**** DATA SUPPLIED ****

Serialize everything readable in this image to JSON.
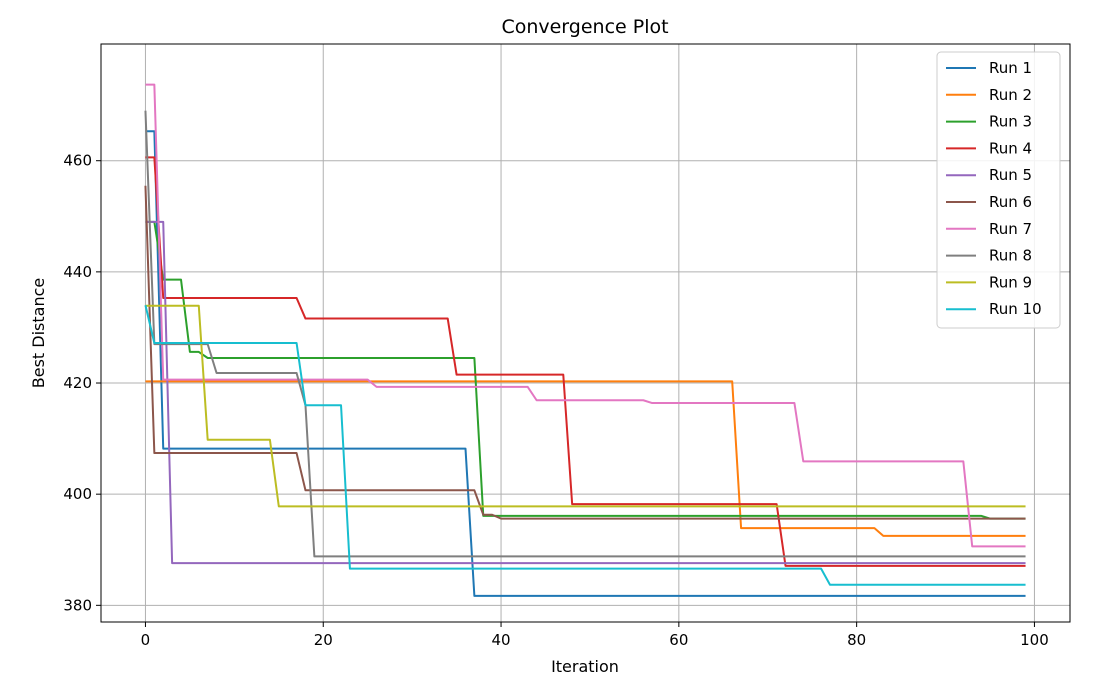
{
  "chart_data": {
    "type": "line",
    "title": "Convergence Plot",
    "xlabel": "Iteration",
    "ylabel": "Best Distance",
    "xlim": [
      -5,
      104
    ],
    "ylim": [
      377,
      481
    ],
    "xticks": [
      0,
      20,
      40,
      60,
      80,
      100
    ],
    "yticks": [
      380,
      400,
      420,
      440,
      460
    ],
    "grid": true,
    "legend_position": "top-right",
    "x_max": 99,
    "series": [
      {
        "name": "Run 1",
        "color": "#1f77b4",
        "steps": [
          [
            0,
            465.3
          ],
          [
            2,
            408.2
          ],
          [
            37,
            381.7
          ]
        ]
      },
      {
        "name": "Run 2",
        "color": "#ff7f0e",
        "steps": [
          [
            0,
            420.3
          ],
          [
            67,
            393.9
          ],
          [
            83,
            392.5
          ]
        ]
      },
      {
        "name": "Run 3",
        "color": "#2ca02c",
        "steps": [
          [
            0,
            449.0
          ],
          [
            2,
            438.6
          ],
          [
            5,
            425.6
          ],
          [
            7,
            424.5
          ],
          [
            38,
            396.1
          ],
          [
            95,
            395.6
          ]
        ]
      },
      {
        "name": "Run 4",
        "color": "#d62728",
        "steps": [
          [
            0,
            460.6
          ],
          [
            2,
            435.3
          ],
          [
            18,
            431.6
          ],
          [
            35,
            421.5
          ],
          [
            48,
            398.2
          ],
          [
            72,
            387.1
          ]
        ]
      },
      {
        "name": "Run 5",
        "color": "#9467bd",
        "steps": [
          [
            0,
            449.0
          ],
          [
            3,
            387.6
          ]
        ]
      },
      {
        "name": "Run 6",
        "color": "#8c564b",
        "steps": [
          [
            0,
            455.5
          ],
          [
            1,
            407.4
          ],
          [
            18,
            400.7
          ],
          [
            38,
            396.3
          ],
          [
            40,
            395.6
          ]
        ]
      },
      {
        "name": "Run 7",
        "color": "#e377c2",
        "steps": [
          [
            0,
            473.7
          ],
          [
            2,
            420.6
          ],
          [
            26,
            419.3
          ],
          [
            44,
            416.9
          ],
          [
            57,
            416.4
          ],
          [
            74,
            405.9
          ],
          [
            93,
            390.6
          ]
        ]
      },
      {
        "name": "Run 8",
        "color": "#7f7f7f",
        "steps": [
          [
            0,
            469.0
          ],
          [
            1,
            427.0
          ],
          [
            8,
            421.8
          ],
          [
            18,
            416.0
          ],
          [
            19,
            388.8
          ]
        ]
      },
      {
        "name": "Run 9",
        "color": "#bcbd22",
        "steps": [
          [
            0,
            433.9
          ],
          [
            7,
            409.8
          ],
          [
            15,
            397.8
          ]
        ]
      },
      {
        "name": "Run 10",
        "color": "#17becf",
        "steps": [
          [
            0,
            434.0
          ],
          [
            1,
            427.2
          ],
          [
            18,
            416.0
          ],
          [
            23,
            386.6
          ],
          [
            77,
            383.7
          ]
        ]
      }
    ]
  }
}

****

YOUR OBJECTIVE => Write the entries above out in full, exactly, with no images.

RESULT OF THE EXERCISE =>
Serialize everything readable in this image to JSON.
{
  "chart_data": {
    "type": "line",
    "title": "Convergence Plot",
    "xlabel": "Iteration",
    "ylabel": "Best Distance",
    "xlim": [
      -5,
      104
    ],
    "ylim": [
      377,
      481
    ],
    "xticks": [
      0,
      20,
      40,
      60,
      80,
      100
    ],
    "yticks": [
      380,
      400,
      420,
      440,
      460
    ],
    "grid": true,
    "legend_position": "top-right",
    "x_max": 99,
    "series": [
      {
        "name": "Run 1",
        "color": "#1f77b4",
        "steps": [
          [
            0,
            465.3
          ],
          [
            2,
            408.2
          ],
          [
            37,
            381.7
          ]
        ]
      },
      {
        "name": "Run 2",
        "color": "#ff7f0e",
        "steps": [
          [
            0,
            420.3
          ],
          [
            67,
            393.9
          ],
          [
            83,
            392.5
          ]
        ]
      },
      {
        "name": "Run 3",
        "color": "#2ca02c",
        "steps": [
          [
            0,
            449.0
          ],
          [
            2,
            438.6
          ],
          [
            5,
            425.6
          ],
          [
            7,
            424.5
          ],
          [
            38,
            396.1
          ],
          [
            95,
            395.6
          ]
        ]
      },
      {
        "name": "Run 4",
        "color": "#d62728",
        "steps": [
          [
            0,
            460.6
          ],
          [
            2,
            435.3
          ],
          [
            18,
            431.6
          ],
          [
            35,
            421.5
          ],
          [
            48,
            398.2
          ],
          [
            72,
            387.1
          ]
        ]
      },
      {
        "name": "Run 5",
        "color": "#9467bd",
        "steps": [
          [
            0,
            449.0
          ],
          [
            3,
            387.6
          ]
        ]
      },
      {
        "name": "Run 6",
        "color": "#8c564b",
        "steps": [
          [
            0,
            455.5
          ],
          [
            1,
            407.4
          ],
          [
            18,
            400.7
          ],
          [
            38,
            396.3
          ],
          [
            40,
            395.6
          ]
        ]
      },
      {
        "name": "Run 7",
        "color": "#e377c2",
        "steps": [
          [
            0,
            473.7
          ],
          [
            2,
            420.6
          ],
          [
            26,
            419.3
          ],
          [
            44,
            416.9
          ],
          [
            57,
            416.4
          ],
          [
            74,
            405.9
          ],
          [
            93,
            390.6
          ]
        ]
      },
      {
        "name": "Run 8",
        "color": "#7f7f7f",
        "steps": [
          [
            0,
            469.0
          ],
          [
            1,
            427.0
          ],
          [
            8,
            421.8
          ],
          [
            18,
            416.0
          ],
          [
            19,
            388.8
          ]
        ]
      },
      {
        "name": "Run 9",
        "color": "#bcbd22",
        "steps": [
          [
            0,
            433.9
          ],
          [
            7,
            409.8
          ],
          [
            15,
            397.8
          ]
        ]
      },
      {
        "name": "Run 10",
        "color": "#17becf",
        "steps": [
          [
            0,
            434.0
          ],
          [
            1,
            427.2
          ],
          [
            18,
            416.0
          ],
          [
            23,
            386.6
          ],
          [
            77,
            383.7
          ]
        ]
      }
    ]
  }
}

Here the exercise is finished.